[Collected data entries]
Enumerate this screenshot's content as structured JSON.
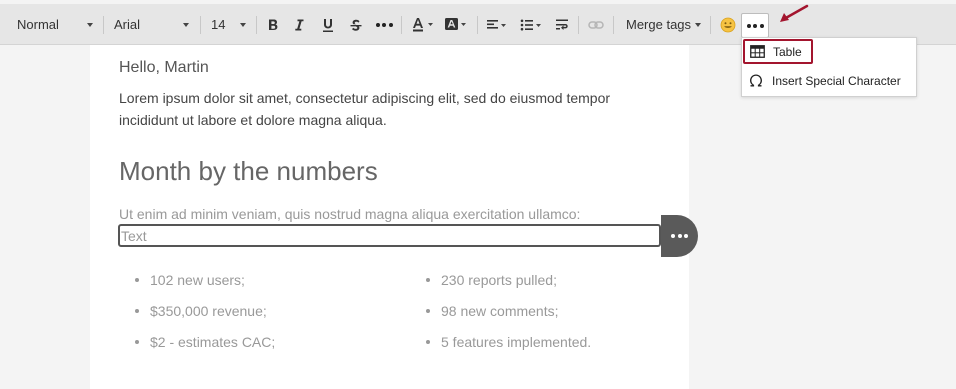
{
  "toolbar": {
    "style_select": "Normal",
    "font_select": "Arial",
    "size_select": "14",
    "merge_tags_label": "Merge tags"
  },
  "more_menu": {
    "items": [
      {
        "label": "Table",
        "icon": "table-icon"
      },
      {
        "label": "Insert Special Character",
        "icon": "omega-icon"
      }
    ]
  },
  "document": {
    "greeting": "Hello, Martin",
    "intro": "Lorem ipsum dolor sit amet, consectetur adipiscing elit, sed do eiusmod tempor incididunt ut labore et dolore magna aliqua.",
    "heading": "Month by the numbers",
    "subtext": "Ut enim ad minim veniam, quis nostrud magna aliqua exercitation ullamco:",
    "text_block_placeholder": "Text",
    "list_left": [
      "102 new users;",
      "$350,000 revenue;",
      "$2 - estimates CAC;"
    ],
    "list_right": [
      "230 reports pulled;",
      "98 new comments;",
      "5 features implemented."
    ]
  },
  "colors": {
    "highlight": "#a3152e",
    "toolbar_bg": "#e6e6e6",
    "fab_bg": "#5a5a5a"
  }
}
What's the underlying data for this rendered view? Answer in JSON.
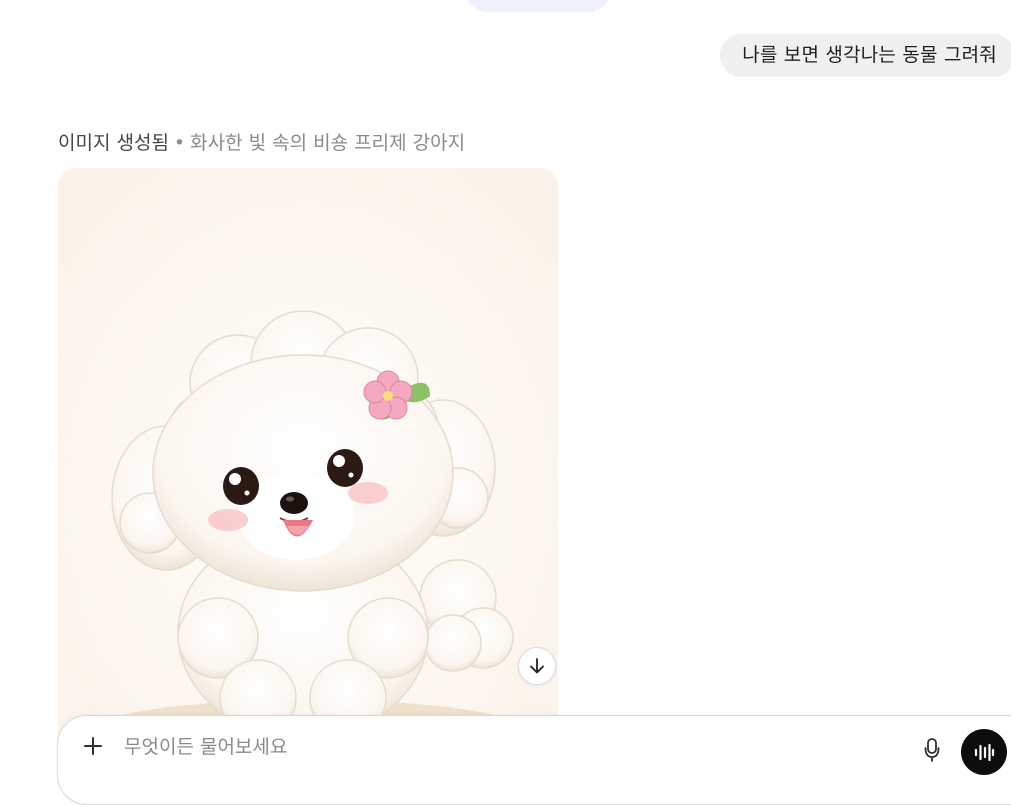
{
  "user_message": {
    "text": "나를 보면 생각나는 동물 그려줘"
  },
  "response": {
    "status_label": "이미지 생성됨",
    "separator": "•",
    "image_title": "화사한 빛 속의 비숑 프리제 강아지",
    "image": {
      "subject": "bichon-frise-puppy-illustration",
      "accessory": "pink-flower",
      "colors": {
        "background": "#fcf8f3",
        "fur": "#fffdf9",
        "flower": "#f4a9c0",
        "leaf": "#8bbf68"
      }
    },
    "download_icon": "arrow-down-icon"
  },
  "composer": {
    "placeholder": "무엇이든 물어보세요",
    "plus_icon": "plus-icon",
    "mic_icon": "mic-icon",
    "voice_icon": "voice-mode-icon"
  }
}
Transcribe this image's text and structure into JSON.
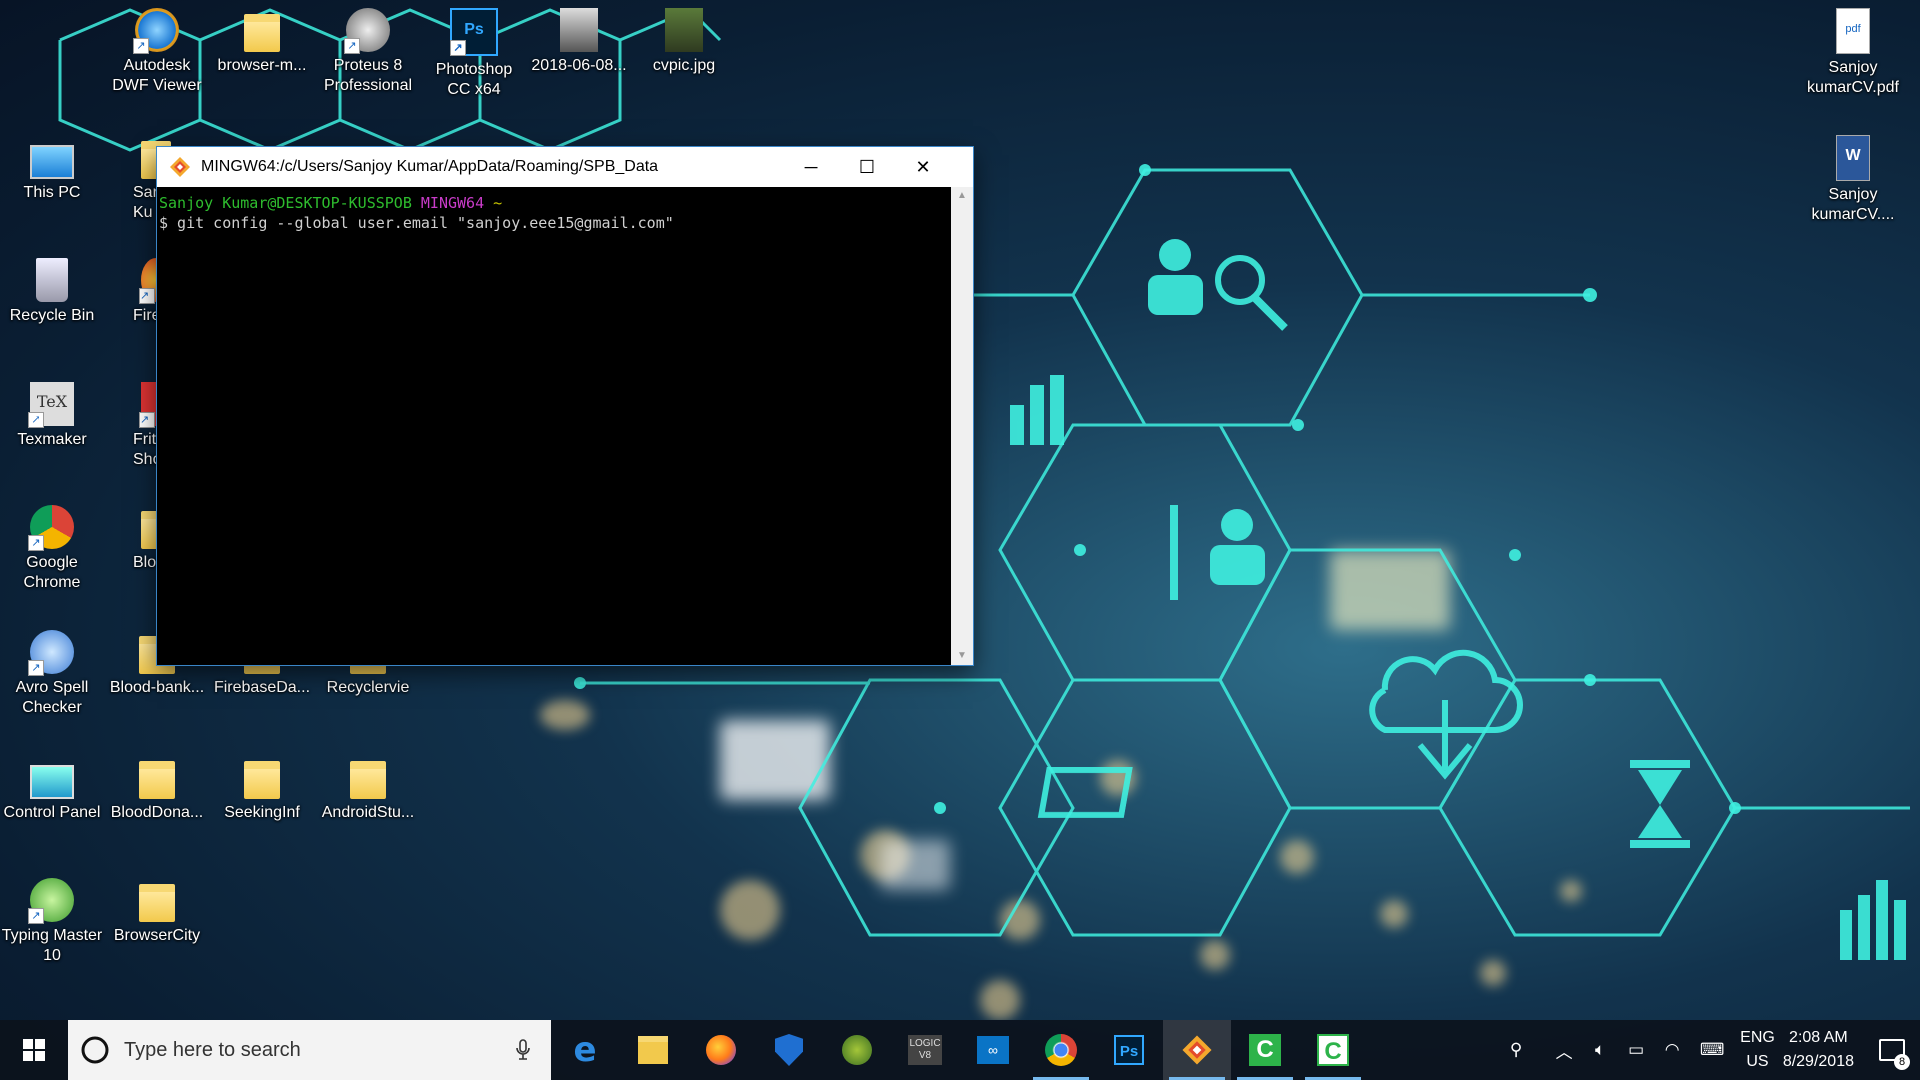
{
  "desktop": {
    "icons_left": [
      {
        "label": "Autodesk DWF Viewer",
        "icon": "autodesk-icon"
      },
      {
        "label": "browser-m...",
        "icon": "folder-icon"
      },
      {
        "label": "Proteus 8 Professional",
        "icon": "proteus-icon"
      },
      {
        "label": "Photoshop CC x64",
        "icon": "photoshop-icon"
      },
      {
        "label": "2018-06-08...",
        "icon": "photo-thumbnail-icon"
      },
      {
        "label": "cvpic.jpg",
        "icon": "photo-thumbnail-icon"
      },
      {
        "label": "This PC",
        "icon": "computer-icon"
      },
      {
        "label": "Recycle Bin",
        "icon": "recycle-bin-icon"
      },
      {
        "label": "Texmaker",
        "icon": "texmaker-icon"
      },
      {
        "label": "Google Chrome",
        "icon": "chrome-icon"
      },
      {
        "label": "Avro Spell Checker",
        "icon": "avro-icon"
      },
      {
        "label": "Control Panel",
        "icon": "control-panel-icon"
      },
      {
        "label": "Typing Master 10",
        "icon": "typing-master-icon"
      },
      {
        "label": "Blood-bank...",
        "icon": "folder-icon"
      },
      {
        "label": "FirebaseDa...",
        "icon": "folder-icon"
      },
      {
        "label": "Recyclervie",
        "icon": "folder-icon"
      },
      {
        "label": "BloodDona...",
        "icon": "folder-icon"
      },
      {
        "label": "SeekingInf",
        "icon": "folder-icon"
      },
      {
        "label": "AndroidStu...",
        "icon": "folder-icon"
      },
      {
        "label": "BrowserCity",
        "icon": "folder-icon"
      }
    ],
    "partial_labels": [
      "Sar",
      "Ku",
      "Fire",
      "Fritzin",
      "Sho",
      "Blood"
    ],
    "icons_right": [
      {
        "label": "Sanjoy kumarCV.pdf",
        "icon": "pdf-icon"
      },
      {
        "label": "Sanjoy kumarCV....",
        "icon": "word-doc-icon"
      }
    ]
  },
  "terminal": {
    "title": "MINGW64:/c/Users/Sanjoy Kumar/AppData/Roaming/SPB_Data",
    "prompt_user": "Sanjoy Kumar@DESKTOP-KUSSPOB",
    "prompt_env": "MINGW64",
    "prompt_path": "~",
    "command_line": "$ git config --global user.email \"sanjoy.eee15@gmail.com\"",
    "controls": {
      "minimize": "─",
      "maximize": "☐",
      "close": "✕"
    }
  },
  "taskbar": {
    "search_placeholder": "Type here to search",
    "apps": [
      {
        "name": "edge-icon",
        "open": false
      },
      {
        "name": "file-explorer-icon",
        "open": false
      },
      {
        "name": "firefox-icon",
        "open": false
      },
      {
        "name": "defender-icon",
        "open": false
      },
      {
        "name": "android-studio-icon",
        "open": false
      },
      {
        "name": "logicworks-icon",
        "open": false
      },
      {
        "name": "arduino-icon",
        "open": false
      },
      {
        "name": "chrome-icon",
        "open": true
      },
      {
        "name": "photoshop-icon",
        "open": false
      },
      {
        "name": "git-bash-icon",
        "open": true,
        "active": true
      },
      {
        "name": "camtasia-icon",
        "open": true
      },
      {
        "name": "camtasia-recorder-icon",
        "open": true
      }
    ],
    "tray": {
      "lang_top": "ENG",
      "lang_bottom": "US",
      "time": "2:08 AM",
      "date": "8/29/2018",
      "notification_count": "8"
    },
    "colors": {
      "accent": "#76b9ed",
      "prompt_green": "#2ebd2e",
      "prompt_magenta": "#c93cc9",
      "prompt_yellow": "#c7c400",
      "terminal_text": "#d0d0d0"
    }
  }
}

• _Exercise instructions_:
Omitting all images, print the listing exactly.

• _Output below_:
Enumerate this screenshot's content as structured JSON.
{
  "toolbar": {
    "style_select": "Normal",
    "font_select": "Arial",
    "size_select": "14",
    "merge_tags_label": "Merge tags"
  },
  "more_menu": {
    "items": [
      {
        "label": "Table",
        "icon": "table-icon"
      },
      {
        "label": "Insert Special Character",
        "icon": "omega-icon"
      }
    ]
  },
  "document": {
    "greeting": "Hello, Martin",
    "intro": "Lorem ipsum dolor sit amet, consectetur adipiscing elit, sed do eiusmod tempor incididunt ut labore et dolore magna aliqua.",
    "heading": "Month by the numbers",
    "subtext": "Ut enim ad minim veniam, quis nostrud magna aliqua exercitation ullamco:",
    "text_block_placeholder": "Text",
    "list_left": [
      "102 new users;",
      "$350,000 revenue;",
      "$2 - estimates CAC;"
    ],
    "list_right": [
      "230 reports pulled;",
      "98 new comments;",
      "5 features implemented."
    ]
  },
  "colors": {
    "highlight": "#a3152e",
    "toolbar_bg": "#e6e6e6",
    "fab_bg": "#5a5a5a"
  }
}
What's the underlying data for this rendered view? Answer in JSON.
{
  "user_message": {
    "text": "나를 보면 생각나는 동물 그려줘"
  },
  "response": {
    "status_label": "이미지 생성됨",
    "separator": "•",
    "image_title": "화사한 빛 속의 비숑 프리제 강아지",
    "image": {
      "subject": "bichon-frise-puppy-illustration",
      "accessory": "pink-flower",
      "colors": {
        "background": "#fcf8f3",
        "fur": "#fffdf9",
        "flower": "#f4a9c0",
        "leaf": "#8bbf68"
      }
    },
    "download_icon": "arrow-down-icon"
  },
  "composer": {
    "placeholder": "무엇이든 물어보세요",
    "plus_icon": "plus-icon",
    "mic_icon": "mic-icon",
    "voice_icon": "voice-mode-icon"
  }
}
Transcribe this image's text and structure into JSON.
{
  "desktop": {
    "icons_left": [
      {
        "label": "Autodesk DWF Viewer",
        "icon": "autodesk-icon"
      },
      {
        "label": "browser-m...",
        "icon": "folder-icon"
      },
      {
        "label": "Proteus 8 Professional",
        "icon": "proteus-icon"
      },
      {
        "label": "Photoshop CC x64",
        "icon": "photoshop-icon"
      },
      {
        "label": "2018-06-08...",
        "icon": "photo-thumbnail-icon"
      },
      {
        "label": "cvpic.jpg",
        "icon": "photo-thumbnail-icon"
      },
      {
        "label": "This PC",
        "icon": "computer-icon"
      },
      {
        "label": "Recycle Bin",
        "icon": "recycle-bin-icon"
      },
      {
        "label": "Texmaker",
        "icon": "texmaker-icon"
      },
      {
        "label": "Google Chrome",
        "icon": "chrome-icon"
      },
      {
        "label": "Avro Spell Checker",
        "icon": "avro-icon"
      },
      {
        "label": "Control Panel",
        "icon": "control-panel-icon"
      },
      {
        "label": "Typing Master 10",
        "icon": "typing-master-icon"
      },
      {
        "label": "Blood-bank...",
        "icon": "folder-icon"
      },
      {
        "label": "FirebaseDa...",
        "icon": "folder-icon"
      },
      {
        "label": "Recyclervie",
        "icon": "folder-icon"
      },
      {
        "label": "BloodDona...",
        "icon": "folder-icon"
      },
      {
        "label": "SeekingInf",
        "icon": "folder-icon"
      },
      {
        "label": "AndroidStu...",
        "icon": "folder-icon"
      },
      {
        "label": "BrowserCity",
        "icon": "folder-icon"
      }
    ],
    "partial_labels": [
      "Sar",
      "Ku",
      "Fire",
      "Fritzin",
      "Sho",
      "Blood"
    ],
    "icons_right": [
      {
        "label": "Sanjoy kumarCV.pdf",
        "icon": "pdf-icon"
      },
      {
        "label": "Sanjoy kumarCV....",
        "icon": "word-doc-icon"
      }
    ]
  },
  "terminal": {
    "title": "MINGW64:/c/Users/Sanjoy Kumar/AppData/Roaming/SPB_Data",
    "prompt_user": "Sanjoy Kumar@DESKTOP-KUSSPOB",
    "prompt_env": "MINGW64",
    "prompt_path": "~",
    "command_line": "$ git config --global user.email \"sanjoy.eee15@gmail.com\"",
    "controls": {
      "minimize": "─",
      "maximize": "☐",
      "close": "✕"
    }
  },
  "taskbar": {
    "search_placeholder": "Type here to search",
    "apps": [
      {
        "name": "edge-icon",
        "open": false
      },
      {
        "name": "file-explorer-icon",
        "open": false
      },
      {
        "name": "firefox-icon",
        "open": false
      },
      {
        "name": "defender-icon",
        "open": false
      },
      {
        "name": "android-studio-icon",
        "open": false
      },
      {
        "name": "logicworks-icon",
        "open": false
      },
      {
        "name": "arduino-icon",
        "open": false
      },
      {
        "name": "chrome-icon",
        "open": true
      },
      {
        "name": "photoshop-icon",
        "open": false
      },
      {
        "name": "git-bash-icon",
        "open": true,
        "active": true
      },
      {
        "name": "camtasia-icon",
        "open": true
      },
      {
        "name": "camtasia-recorder-icon",
        "open": true
      }
    ],
    "tray": {
      "lang_top": "ENG",
      "lang_bottom": "US",
      "time": "2:08 AM",
      "date": "8/29/2018",
      "notification_count": "8"
    },
    "colors": {
      "accent": "#76b9ed",
      "prompt_green": "#2ebd2e",
      "prompt_magenta": "#c93cc9",
      "prompt_yellow": "#c7c400",
      "terminal_text": "#d0d0d0"
    }
  }
}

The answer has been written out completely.